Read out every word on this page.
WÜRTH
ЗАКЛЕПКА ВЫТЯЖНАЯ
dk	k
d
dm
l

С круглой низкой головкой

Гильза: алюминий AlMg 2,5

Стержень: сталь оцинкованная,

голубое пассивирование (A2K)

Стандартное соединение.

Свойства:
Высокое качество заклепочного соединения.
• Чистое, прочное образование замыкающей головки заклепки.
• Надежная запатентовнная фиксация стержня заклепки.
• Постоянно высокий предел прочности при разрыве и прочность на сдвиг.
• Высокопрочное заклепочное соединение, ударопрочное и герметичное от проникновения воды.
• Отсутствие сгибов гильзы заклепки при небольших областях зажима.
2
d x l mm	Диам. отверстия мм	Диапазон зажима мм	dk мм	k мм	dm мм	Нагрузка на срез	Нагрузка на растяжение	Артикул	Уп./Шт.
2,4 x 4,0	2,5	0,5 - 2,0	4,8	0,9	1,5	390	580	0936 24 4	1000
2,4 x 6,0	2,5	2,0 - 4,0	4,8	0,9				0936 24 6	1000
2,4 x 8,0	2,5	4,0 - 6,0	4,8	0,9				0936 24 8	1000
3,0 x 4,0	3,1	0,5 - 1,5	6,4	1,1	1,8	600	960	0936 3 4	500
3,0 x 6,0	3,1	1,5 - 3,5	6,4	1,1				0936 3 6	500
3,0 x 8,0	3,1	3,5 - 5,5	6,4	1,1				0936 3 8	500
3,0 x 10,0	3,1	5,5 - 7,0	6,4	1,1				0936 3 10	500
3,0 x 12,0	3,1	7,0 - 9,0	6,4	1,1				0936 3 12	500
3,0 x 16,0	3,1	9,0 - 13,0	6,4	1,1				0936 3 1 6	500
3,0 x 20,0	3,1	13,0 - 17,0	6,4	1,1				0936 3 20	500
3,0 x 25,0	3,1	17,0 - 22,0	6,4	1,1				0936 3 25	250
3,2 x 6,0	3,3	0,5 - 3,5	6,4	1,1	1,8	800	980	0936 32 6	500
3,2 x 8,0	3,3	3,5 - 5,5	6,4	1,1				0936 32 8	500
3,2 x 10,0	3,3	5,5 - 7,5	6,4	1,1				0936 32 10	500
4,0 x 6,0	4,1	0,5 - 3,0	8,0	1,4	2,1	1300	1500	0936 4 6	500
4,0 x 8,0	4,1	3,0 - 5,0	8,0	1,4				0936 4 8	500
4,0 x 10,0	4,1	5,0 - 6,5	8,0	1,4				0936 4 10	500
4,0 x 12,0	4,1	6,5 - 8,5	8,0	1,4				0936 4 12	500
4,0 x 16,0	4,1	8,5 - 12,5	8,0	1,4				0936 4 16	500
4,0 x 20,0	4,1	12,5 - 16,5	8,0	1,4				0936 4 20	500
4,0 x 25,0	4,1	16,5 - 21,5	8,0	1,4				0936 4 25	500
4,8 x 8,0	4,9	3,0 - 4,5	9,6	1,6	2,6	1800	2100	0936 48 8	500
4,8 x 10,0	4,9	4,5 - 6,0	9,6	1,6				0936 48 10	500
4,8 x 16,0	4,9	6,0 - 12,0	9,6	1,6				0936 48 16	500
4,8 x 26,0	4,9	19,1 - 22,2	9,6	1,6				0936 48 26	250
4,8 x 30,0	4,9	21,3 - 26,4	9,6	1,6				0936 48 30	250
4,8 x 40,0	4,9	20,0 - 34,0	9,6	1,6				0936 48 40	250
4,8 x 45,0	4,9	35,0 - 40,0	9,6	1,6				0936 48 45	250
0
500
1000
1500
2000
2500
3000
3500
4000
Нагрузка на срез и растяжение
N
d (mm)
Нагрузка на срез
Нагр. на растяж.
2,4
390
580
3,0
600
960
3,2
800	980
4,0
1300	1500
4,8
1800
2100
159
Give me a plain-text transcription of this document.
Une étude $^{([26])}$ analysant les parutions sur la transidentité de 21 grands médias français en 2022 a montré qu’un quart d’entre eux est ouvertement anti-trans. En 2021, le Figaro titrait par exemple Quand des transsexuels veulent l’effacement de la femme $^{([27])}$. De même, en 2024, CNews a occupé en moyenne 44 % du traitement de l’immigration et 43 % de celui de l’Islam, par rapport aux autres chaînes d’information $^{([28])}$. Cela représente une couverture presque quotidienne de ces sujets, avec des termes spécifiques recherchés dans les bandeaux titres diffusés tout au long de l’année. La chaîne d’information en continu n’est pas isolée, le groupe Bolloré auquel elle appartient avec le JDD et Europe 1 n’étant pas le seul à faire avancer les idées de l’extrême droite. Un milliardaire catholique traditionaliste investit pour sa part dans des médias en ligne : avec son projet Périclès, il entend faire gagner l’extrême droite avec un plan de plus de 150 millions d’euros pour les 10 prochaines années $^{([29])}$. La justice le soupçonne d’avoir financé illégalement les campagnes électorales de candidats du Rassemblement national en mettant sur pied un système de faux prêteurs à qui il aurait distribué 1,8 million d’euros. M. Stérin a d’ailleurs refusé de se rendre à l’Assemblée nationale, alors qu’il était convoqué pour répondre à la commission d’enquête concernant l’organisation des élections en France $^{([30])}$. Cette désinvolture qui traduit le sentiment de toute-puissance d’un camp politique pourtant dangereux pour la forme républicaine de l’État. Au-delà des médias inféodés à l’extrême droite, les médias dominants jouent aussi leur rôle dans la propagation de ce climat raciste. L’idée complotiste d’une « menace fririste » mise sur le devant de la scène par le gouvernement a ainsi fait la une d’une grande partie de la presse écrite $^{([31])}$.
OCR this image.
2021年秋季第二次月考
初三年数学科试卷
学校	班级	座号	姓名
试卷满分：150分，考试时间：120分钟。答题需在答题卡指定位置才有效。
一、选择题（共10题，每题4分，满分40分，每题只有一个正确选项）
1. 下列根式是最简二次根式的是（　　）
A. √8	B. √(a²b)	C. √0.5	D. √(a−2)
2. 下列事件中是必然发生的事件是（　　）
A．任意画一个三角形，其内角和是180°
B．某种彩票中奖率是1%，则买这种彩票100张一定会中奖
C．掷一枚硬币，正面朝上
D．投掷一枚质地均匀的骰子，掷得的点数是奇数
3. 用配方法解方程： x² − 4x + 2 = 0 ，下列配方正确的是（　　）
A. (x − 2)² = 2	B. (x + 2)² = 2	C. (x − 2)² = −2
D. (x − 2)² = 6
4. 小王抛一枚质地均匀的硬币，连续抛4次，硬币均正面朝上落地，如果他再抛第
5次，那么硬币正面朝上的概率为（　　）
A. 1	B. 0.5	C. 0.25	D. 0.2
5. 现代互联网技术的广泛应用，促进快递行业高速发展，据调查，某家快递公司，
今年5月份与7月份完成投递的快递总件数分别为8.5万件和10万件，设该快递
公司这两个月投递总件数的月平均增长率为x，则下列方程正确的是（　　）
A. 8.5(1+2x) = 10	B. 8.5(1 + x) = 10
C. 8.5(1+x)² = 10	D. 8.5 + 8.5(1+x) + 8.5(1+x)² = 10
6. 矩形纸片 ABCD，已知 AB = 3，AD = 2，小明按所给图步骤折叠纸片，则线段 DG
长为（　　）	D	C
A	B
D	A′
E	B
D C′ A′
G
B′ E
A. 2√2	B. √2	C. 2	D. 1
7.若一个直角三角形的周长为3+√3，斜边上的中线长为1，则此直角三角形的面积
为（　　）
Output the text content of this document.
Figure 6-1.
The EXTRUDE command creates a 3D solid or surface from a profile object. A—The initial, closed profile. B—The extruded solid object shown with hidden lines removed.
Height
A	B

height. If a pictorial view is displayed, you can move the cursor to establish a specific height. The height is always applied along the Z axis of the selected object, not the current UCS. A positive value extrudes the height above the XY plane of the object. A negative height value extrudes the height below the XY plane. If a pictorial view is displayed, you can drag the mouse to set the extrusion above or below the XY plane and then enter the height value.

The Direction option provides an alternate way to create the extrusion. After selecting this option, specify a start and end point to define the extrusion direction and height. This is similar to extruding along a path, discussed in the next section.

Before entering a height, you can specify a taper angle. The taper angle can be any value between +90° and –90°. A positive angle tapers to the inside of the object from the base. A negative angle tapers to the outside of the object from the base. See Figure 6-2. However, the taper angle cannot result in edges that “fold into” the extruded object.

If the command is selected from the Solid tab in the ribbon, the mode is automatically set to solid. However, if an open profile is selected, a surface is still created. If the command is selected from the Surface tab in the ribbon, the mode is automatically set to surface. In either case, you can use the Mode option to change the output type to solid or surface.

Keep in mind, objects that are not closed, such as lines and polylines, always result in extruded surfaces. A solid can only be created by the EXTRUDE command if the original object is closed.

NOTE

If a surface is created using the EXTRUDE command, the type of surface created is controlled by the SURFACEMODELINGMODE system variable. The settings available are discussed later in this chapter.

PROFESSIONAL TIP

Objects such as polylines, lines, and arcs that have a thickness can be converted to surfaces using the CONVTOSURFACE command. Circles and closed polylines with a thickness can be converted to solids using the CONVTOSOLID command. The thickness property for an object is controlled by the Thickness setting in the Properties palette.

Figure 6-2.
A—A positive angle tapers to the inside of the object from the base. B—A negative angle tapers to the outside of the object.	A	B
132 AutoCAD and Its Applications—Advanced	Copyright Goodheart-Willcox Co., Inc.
━━━━━━━━━━━━━━━━━━━━━━━━━━━━━━
**DIRECTION**
Find every line in the records above that holds the word "Нагрузка", and copy each one.

**REPLY TO THE TASK**
d x l mm	Диам. отверстия мм	Диапазон зажима мм	dk мм	k мм	dm мм	Нагрузка на срез	Нагрузка на растяжение	Артикул	Уп./Шт.
Нагрузка на срез и растяжение
Нагрузка на срез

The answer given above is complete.